Extracts from a graphics dataset
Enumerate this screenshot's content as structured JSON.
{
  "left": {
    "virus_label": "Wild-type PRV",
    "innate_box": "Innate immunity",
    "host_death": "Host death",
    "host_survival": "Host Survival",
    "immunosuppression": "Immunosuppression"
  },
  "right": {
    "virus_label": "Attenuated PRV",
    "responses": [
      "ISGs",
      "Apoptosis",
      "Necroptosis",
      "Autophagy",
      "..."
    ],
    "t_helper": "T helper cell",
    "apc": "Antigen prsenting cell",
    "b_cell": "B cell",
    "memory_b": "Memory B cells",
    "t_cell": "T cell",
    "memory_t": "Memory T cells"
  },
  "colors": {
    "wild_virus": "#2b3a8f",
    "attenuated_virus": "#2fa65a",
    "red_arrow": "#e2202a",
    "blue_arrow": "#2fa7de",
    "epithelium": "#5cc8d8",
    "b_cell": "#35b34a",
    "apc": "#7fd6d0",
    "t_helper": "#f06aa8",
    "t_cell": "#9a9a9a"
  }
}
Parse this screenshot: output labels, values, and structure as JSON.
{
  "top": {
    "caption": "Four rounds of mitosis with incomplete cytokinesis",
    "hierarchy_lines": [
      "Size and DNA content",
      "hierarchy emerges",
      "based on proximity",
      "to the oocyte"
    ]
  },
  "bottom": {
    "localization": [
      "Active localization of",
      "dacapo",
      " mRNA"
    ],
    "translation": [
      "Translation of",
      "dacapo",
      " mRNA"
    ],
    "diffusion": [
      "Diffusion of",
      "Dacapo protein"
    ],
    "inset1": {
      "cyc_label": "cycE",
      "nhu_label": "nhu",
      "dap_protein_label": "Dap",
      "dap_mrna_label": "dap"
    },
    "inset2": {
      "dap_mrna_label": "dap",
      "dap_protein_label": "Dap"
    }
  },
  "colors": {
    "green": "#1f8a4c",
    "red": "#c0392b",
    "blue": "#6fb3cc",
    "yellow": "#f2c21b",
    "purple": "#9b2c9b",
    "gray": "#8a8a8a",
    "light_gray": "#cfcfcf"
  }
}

**Your assignment**. Repeat each line above exactly as it stands.

**Expected answer**.
Enumerate this screenshot's content as structured JSON.
{
  "left": {
    "virus_label": "Wild-type PRV",
    "innate_box": "Innate immunity",
    "host_death": "Host death",
    "host_survival": "Host Survival",
    "immunosuppression": "Immunosuppression"
  },
  "right": {
    "virus_label": "Attenuated PRV",
    "responses": [
      "ISGs",
      "Apoptosis",
      "Necroptosis",
      "Autophagy",
      "..."
    ],
    "t_helper": "T helper cell",
    "apc": "Antigen prsenting cell",
    "b_cell": "B cell",
    "memory_b": "Memory B cells",
    "t_cell": "T cell",
    "memory_t": "Memory T cells"
  },
  "colors": {
    "wild_virus": "#2b3a8f",
    "attenuated_virus": "#2fa65a",
    "red_arrow": "#e2202a",
    "blue_arrow": "#2fa7de",
    "epithelium": "#5cc8d8",
    "b_cell": "#35b34a",
    "apc": "#7fd6d0",
    "t_helper": "#f06aa8",
    "t_cell": "#9a9a9a"
  }
}
Parse this screenshot: output labels, values, and structure as JSON.
{
  "top": {
    "caption": "Four rounds of mitosis with incomplete cytokinesis",
    "hierarchy_lines": [
      "Size and DNA content",
      "hierarchy emerges",
      "based on proximity",
      "to the oocyte"
    ]
  },
  "bottom": {
    "localization": [
      "Active localization of",
      "dacapo",
      " mRNA"
    ],
    "translation": [
      "Translation of",
      "dacapo",
      " mRNA"
    ],
    "diffusion": [
      "Diffusion of",
      "Dacapo protein"
    ],
    "inset1": {
      "cyc_label": "cycE",
      "nhu_label": "nhu",
      "dap_protein_label": "Dap",
      "dap_mrna_label": "dap"
    },
    "inset2": {
      "dap_mrna_label": "dap",
      "dap_protein_label": "Dap"
    }
  },
  "colors": {
    "green": "#1f8a4c",
    "red": "#c0392b",
    "blue": "#6fb3cc",
    "yellow": "#f2c21b",
    "purple": "#9b2c9b",
    "gray": "#8a8a8a",
    "light_gray": "#cfcfcf"
  }
}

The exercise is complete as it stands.